Can you rewrite the part of the listing that opens with the line containing "- step-1-prefix: =0.25: [18, 282, 166, 358]" and runs through the end of the listing, renaming "footer-credit" to "source-credit" and leaving everything else unchanged?

[BEGIN DATA]

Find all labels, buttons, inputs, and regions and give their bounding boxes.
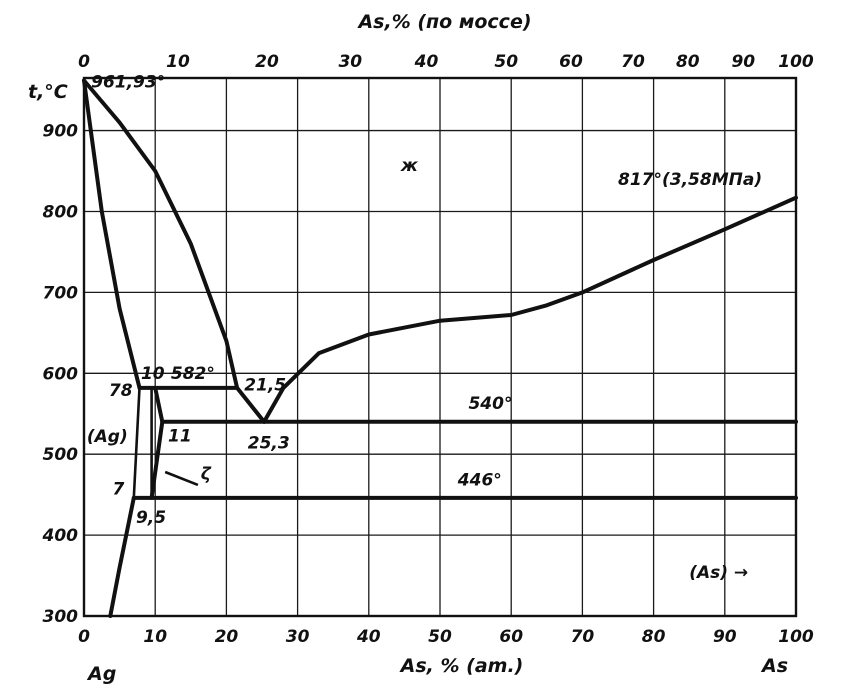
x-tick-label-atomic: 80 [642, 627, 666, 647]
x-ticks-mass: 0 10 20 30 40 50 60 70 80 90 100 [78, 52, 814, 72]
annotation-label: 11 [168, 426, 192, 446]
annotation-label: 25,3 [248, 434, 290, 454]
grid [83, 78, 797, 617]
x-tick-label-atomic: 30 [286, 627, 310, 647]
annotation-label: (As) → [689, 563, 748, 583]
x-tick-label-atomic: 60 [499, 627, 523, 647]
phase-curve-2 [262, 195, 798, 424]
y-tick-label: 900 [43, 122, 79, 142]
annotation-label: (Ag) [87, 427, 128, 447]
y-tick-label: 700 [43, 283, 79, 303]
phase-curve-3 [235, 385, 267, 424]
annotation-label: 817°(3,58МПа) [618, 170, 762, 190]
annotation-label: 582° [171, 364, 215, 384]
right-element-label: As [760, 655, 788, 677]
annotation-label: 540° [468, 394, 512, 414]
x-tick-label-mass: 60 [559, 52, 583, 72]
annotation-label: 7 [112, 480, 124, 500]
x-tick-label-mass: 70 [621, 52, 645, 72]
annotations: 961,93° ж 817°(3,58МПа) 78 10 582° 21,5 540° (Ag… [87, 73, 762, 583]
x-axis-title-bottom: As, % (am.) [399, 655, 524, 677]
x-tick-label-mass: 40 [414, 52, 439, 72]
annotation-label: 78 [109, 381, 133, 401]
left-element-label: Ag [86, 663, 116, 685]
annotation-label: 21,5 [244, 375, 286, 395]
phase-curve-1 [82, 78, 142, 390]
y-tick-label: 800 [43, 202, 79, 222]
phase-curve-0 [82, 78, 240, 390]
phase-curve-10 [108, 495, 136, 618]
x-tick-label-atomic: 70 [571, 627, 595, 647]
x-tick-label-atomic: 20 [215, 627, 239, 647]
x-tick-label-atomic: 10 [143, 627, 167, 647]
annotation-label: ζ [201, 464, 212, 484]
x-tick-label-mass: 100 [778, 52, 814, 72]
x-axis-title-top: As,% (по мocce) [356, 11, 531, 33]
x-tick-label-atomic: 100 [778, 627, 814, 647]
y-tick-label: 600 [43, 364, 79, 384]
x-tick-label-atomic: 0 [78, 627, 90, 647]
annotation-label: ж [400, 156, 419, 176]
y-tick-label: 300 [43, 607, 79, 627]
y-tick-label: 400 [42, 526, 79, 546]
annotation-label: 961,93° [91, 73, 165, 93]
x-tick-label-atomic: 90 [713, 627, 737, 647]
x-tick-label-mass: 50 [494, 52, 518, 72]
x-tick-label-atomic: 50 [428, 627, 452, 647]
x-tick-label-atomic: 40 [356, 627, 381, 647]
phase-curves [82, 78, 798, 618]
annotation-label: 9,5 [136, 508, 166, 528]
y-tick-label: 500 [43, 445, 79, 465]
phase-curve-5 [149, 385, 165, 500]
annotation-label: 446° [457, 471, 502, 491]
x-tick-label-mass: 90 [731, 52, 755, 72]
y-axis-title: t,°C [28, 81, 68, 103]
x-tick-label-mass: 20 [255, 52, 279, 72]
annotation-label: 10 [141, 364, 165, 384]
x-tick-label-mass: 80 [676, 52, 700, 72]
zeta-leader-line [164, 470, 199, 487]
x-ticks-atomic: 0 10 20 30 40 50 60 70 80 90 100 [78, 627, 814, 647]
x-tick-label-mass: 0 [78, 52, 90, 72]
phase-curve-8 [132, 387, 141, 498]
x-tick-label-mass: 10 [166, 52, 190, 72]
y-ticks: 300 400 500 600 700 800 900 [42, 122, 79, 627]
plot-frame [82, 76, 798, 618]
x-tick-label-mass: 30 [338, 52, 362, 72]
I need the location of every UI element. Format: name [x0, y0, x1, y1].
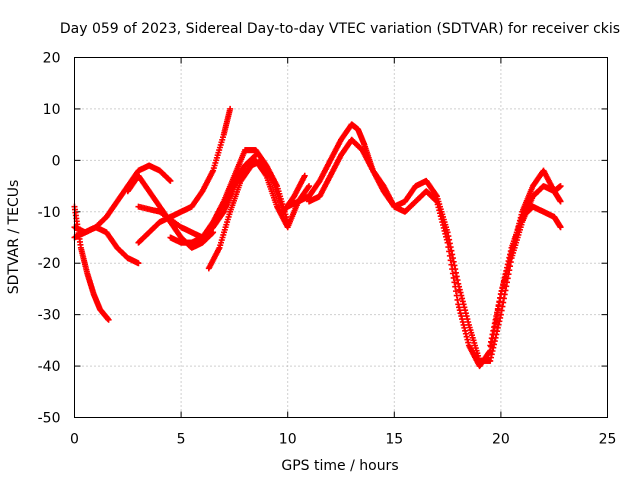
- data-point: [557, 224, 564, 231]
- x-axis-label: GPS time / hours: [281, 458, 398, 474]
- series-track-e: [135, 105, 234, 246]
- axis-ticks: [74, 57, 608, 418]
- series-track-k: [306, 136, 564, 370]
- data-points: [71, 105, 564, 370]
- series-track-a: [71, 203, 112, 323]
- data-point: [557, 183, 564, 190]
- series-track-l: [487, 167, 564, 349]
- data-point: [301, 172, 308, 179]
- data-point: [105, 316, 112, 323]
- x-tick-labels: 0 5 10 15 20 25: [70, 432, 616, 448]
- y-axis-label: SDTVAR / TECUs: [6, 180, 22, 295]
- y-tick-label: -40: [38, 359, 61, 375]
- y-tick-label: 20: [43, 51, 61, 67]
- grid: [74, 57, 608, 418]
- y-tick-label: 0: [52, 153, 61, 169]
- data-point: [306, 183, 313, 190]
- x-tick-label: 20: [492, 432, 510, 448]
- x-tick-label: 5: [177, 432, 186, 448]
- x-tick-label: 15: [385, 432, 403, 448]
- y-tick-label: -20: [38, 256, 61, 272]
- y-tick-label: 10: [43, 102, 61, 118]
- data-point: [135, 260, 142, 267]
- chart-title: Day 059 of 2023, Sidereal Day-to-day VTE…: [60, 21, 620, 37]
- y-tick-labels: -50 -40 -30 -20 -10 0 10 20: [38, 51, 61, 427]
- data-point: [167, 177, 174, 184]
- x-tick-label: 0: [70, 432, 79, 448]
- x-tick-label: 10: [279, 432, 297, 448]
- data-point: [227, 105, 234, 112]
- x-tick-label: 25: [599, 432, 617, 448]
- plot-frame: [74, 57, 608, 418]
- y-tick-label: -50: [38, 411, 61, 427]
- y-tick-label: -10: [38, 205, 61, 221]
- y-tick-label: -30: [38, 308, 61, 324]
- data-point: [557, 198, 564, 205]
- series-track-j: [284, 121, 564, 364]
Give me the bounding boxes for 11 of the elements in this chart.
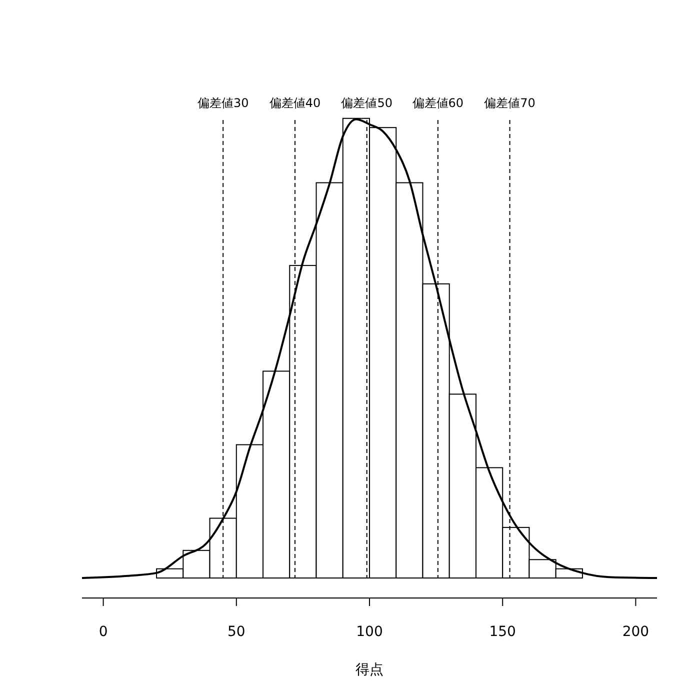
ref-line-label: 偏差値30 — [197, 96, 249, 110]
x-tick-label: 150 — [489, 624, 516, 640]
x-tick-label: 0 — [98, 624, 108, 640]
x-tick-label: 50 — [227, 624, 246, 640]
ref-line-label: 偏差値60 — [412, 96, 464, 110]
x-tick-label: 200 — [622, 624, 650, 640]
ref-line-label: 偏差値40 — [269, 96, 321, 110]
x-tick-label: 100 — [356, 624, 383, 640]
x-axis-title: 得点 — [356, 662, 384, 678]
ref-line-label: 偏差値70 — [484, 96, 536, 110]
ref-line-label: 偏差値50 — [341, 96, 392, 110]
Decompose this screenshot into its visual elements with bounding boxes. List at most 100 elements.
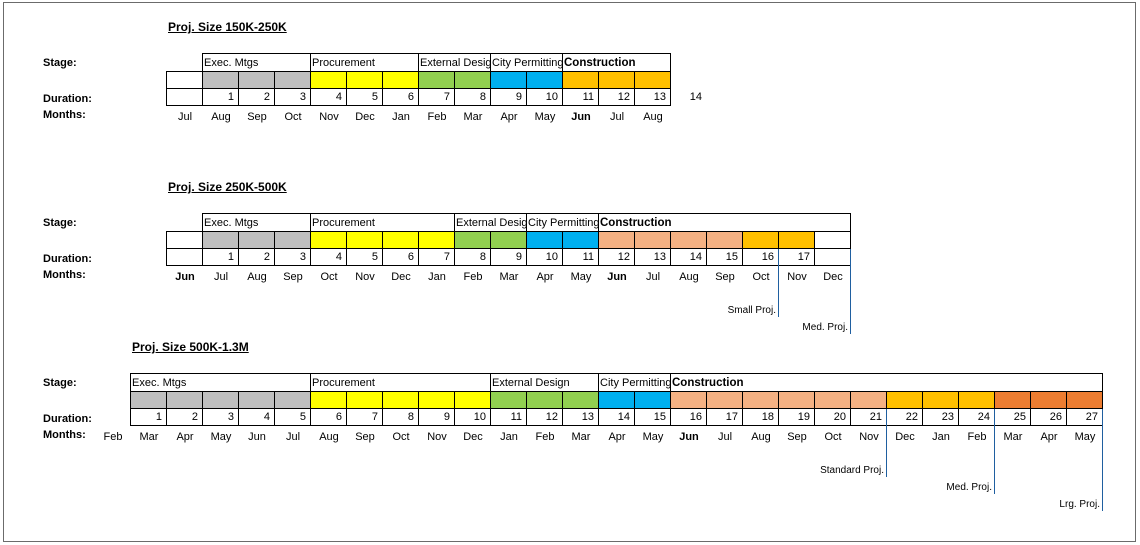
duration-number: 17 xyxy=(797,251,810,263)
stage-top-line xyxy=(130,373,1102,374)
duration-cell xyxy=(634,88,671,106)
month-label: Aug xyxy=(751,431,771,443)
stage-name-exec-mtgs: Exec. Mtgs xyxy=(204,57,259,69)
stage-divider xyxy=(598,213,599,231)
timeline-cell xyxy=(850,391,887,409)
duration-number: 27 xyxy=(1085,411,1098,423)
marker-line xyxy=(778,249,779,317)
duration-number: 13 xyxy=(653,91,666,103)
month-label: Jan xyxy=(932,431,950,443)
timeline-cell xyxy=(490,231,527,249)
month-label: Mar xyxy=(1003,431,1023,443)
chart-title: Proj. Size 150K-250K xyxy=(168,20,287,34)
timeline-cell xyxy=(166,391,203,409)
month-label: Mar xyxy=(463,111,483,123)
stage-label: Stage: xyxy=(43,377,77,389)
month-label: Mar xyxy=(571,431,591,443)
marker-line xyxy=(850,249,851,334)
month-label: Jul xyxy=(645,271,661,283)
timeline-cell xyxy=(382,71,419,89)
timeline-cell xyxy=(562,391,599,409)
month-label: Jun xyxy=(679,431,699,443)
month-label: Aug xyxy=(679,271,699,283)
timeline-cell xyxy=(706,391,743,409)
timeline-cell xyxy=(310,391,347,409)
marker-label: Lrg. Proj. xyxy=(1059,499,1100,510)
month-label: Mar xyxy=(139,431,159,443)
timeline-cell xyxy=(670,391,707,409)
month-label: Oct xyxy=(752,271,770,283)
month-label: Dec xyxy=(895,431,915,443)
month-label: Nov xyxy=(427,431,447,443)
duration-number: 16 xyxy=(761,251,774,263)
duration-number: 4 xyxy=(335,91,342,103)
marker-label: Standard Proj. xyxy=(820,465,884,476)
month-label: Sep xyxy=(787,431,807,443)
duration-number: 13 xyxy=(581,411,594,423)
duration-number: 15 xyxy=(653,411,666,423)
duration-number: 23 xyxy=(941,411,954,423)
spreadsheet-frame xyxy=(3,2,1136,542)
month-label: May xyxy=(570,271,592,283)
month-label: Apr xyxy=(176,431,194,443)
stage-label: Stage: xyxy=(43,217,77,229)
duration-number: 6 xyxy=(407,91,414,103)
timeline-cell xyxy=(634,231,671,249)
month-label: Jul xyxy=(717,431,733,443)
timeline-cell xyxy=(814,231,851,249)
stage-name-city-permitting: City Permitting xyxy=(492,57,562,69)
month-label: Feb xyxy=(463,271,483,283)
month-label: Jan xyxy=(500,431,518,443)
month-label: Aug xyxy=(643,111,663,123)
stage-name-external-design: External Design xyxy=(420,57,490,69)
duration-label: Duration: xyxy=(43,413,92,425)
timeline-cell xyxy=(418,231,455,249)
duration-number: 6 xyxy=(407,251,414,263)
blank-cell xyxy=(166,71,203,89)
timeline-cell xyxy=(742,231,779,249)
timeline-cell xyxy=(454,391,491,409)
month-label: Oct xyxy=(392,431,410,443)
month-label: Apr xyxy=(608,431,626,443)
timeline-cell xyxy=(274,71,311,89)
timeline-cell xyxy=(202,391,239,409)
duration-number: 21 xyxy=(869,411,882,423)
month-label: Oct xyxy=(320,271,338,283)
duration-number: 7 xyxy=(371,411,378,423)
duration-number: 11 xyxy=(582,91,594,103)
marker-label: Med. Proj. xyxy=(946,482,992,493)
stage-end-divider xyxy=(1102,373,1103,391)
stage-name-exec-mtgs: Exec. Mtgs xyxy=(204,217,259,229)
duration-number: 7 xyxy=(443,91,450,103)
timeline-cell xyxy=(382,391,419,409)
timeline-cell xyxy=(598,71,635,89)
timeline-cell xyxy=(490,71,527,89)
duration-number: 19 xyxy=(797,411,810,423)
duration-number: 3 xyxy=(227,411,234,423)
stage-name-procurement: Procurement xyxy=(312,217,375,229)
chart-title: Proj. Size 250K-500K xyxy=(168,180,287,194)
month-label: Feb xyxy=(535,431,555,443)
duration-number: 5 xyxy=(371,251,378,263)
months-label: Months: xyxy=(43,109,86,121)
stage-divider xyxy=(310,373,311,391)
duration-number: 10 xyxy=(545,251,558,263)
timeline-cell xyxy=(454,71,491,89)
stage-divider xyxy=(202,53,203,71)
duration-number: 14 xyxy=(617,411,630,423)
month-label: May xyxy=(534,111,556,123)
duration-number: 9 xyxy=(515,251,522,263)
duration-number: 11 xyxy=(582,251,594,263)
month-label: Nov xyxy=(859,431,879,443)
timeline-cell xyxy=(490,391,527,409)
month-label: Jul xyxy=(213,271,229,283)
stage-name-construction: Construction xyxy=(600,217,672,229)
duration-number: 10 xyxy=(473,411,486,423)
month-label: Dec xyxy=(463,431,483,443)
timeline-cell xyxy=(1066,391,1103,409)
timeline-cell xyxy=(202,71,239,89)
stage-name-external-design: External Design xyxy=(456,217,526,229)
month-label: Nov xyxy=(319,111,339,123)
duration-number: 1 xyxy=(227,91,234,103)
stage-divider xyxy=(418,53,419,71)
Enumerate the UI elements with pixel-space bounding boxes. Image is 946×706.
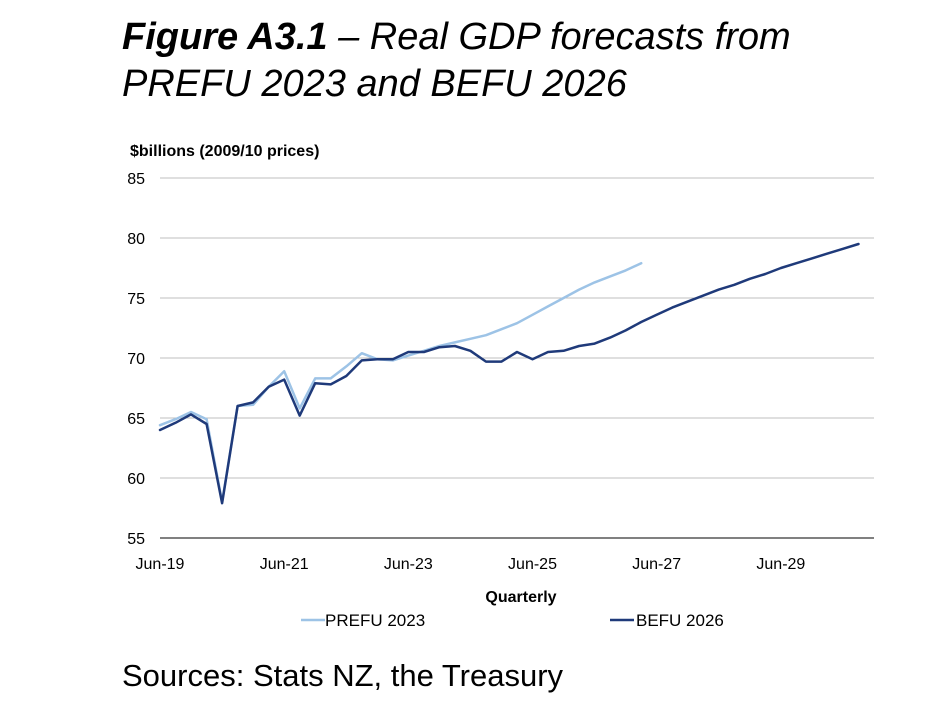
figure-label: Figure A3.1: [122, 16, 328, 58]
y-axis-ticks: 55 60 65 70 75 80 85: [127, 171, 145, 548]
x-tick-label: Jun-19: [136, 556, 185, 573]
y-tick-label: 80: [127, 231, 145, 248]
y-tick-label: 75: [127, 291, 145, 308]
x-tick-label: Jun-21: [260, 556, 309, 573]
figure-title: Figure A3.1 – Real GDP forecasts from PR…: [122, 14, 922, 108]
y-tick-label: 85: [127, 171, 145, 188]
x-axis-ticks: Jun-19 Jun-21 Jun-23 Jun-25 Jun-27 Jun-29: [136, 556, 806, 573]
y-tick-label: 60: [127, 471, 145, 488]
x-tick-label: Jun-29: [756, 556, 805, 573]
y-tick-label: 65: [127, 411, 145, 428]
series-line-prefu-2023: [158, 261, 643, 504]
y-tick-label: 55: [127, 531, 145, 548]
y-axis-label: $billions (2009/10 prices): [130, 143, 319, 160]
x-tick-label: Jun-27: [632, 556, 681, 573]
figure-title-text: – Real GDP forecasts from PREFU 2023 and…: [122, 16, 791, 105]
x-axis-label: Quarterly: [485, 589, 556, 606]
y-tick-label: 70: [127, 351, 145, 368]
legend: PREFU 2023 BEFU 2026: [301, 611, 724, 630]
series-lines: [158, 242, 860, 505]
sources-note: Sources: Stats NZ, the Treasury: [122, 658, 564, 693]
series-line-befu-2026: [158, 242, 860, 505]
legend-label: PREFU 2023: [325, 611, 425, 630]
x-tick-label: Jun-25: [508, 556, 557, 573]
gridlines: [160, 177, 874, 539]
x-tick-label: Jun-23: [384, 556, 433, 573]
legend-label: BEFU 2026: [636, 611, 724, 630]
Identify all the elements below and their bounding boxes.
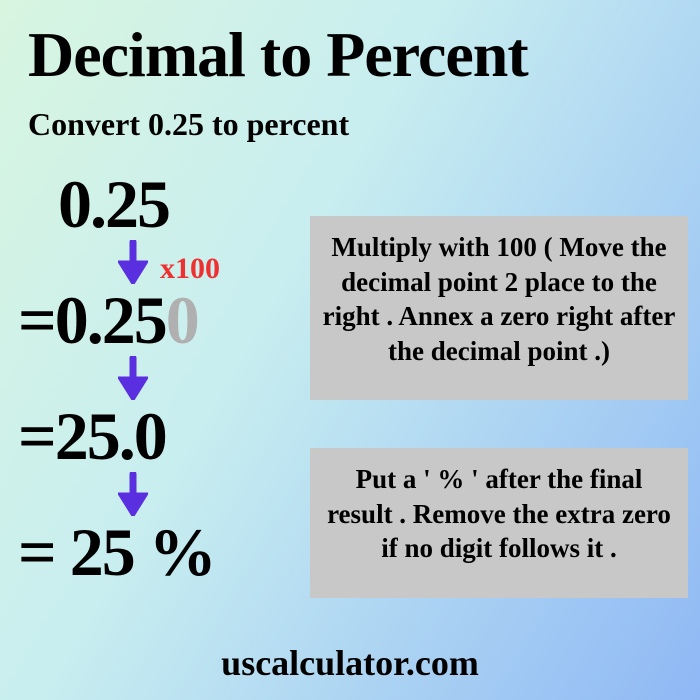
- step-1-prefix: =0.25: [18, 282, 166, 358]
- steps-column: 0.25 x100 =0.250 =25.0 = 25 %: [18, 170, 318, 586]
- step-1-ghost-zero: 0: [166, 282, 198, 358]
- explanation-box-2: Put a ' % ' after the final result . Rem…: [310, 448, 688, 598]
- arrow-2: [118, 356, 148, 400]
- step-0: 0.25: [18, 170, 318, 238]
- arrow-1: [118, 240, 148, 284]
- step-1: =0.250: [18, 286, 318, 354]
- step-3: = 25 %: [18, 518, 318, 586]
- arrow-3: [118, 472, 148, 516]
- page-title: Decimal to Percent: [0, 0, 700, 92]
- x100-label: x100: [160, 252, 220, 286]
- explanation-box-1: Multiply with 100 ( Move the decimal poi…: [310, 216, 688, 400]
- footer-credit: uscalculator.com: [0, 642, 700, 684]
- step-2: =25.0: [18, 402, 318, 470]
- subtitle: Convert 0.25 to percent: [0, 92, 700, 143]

[END DATA]

- _CORRECT OUTPUT_:
- step-1-prefix: =0.25: [18, 282, 166, 358]
- steps-column: 0.25 x100 =0.250 =25.0 = 25 %: [18, 170, 318, 586]
- step-1-ghost-zero: 0: [166, 282, 198, 358]
- explanation-box-2: Put a ' % ' after the final result . Rem…: [310, 448, 688, 598]
- arrow-2: [118, 356, 148, 400]
- step-0: 0.25: [18, 170, 318, 238]
- arrow-1: [118, 240, 148, 284]
- step-1: =0.250: [18, 286, 318, 354]
- step-3: = 25 %: [18, 518, 318, 586]
- arrow-3: [118, 472, 148, 516]
- page-title: Decimal to Percent: [0, 0, 700, 92]
- x100-label: x100: [160, 252, 220, 286]
- explanation-box-1: Multiply with 100 ( Move the decimal poi…: [310, 216, 688, 400]
- source-credit: uscalculator.com: [0, 642, 700, 684]
- step-2: =25.0: [18, 402, 318, 470]
- subtitle: Convert 0.25 to percent: [0, 92, 700, 143]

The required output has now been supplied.